● **Your assignment**
Answer these questions using the text on resin acid biosynthesis in conifers.
1. What labeled compound was given to grand fir stems to confirm the pathway?
2. Which reduced pyridine nucleotide was preferred for the first two oxidation steps?
3. What cofactor did the oxidation of abietadienal to abietic acid use?

Diterpenoid resin acid biosynthesis in conifers: characterization of two cytochrome P450-dependent monooxygenases and an aldehyde dehydrogenase involved in abietic acid biosynthesis.

Abietic acid is a major component of the rosin fraction of oleoresin synthesized by grand fir (Abies grandis), lodgepole pine (Pinus contorta), and many other conifer species as a defensive secretion against insect and pathogen attack. The diterpenoid resin acid is derived from geranylgeranyl pyrophosphate via abietadiene, with subsequent oxidation of the C18-methyl of this olefin to abietadienol, abietadienal, and abietic acid. The pathway was confirmed by administering [1,2-14C]acetic acid to grand fir stems which incorporated the radiolabel into abietadiene, the corresponding alcohol and aldehyde, as well as abietic acid. Three different enzymatic activities, catalyzing the sequential oxidation of the olefin to abietic acid, were demonstrated in cell-free stem extracts of both grand fir and lodgepole pine. The first two oxidation steps were catalyzed by the microsomal fraction and required both oxygen and a reduced pyridine nucleotide (NADPH preferred). Both activities were strongly inhibited by CO (blue light reversible) and were differentially sensitive to several substituted N-heterocyclic inhibitors, suggesting that these two enzymes are distinct, microsomal cytochrome P450-dependent monooxygenases. A third enzymatic activity, catalyzing the oxidation of abietadienal to abietic acid, was located in the soluble protein fraction. This oxidation reaction employed NAD+ as cofactor, but did not require oxygen and was not inhibited by CO, indicating that this last step of abietic acid biosynthesis is catalyzed by an operationally soluble aldehyde dehydrogenase.

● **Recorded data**
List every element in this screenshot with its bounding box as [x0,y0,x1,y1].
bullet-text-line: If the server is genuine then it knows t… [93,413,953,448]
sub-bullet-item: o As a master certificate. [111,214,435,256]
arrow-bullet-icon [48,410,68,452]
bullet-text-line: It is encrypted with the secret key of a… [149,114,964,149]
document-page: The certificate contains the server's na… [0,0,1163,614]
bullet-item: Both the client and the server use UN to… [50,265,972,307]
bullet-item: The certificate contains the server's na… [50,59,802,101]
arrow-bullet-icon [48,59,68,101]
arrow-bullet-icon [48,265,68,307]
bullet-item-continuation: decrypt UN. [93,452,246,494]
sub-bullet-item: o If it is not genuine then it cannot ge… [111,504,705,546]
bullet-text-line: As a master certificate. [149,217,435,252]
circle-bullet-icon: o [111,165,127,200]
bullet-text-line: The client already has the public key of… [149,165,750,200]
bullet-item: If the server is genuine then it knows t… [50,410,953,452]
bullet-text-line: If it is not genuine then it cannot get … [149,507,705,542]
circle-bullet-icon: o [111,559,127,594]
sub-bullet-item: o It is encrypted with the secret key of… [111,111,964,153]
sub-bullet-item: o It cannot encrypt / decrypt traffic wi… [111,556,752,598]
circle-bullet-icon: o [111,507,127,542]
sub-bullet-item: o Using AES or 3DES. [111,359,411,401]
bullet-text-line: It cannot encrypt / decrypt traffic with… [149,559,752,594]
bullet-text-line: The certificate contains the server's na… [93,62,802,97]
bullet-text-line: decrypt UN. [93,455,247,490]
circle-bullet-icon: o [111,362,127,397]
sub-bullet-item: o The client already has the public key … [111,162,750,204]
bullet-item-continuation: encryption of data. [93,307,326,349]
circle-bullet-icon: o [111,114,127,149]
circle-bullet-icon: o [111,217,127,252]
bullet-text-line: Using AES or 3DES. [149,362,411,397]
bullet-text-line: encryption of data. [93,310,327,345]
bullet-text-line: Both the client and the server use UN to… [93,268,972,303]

● **Task solution**
1. [1,2-14C]acetic acid
2. NADPH
3. NAD+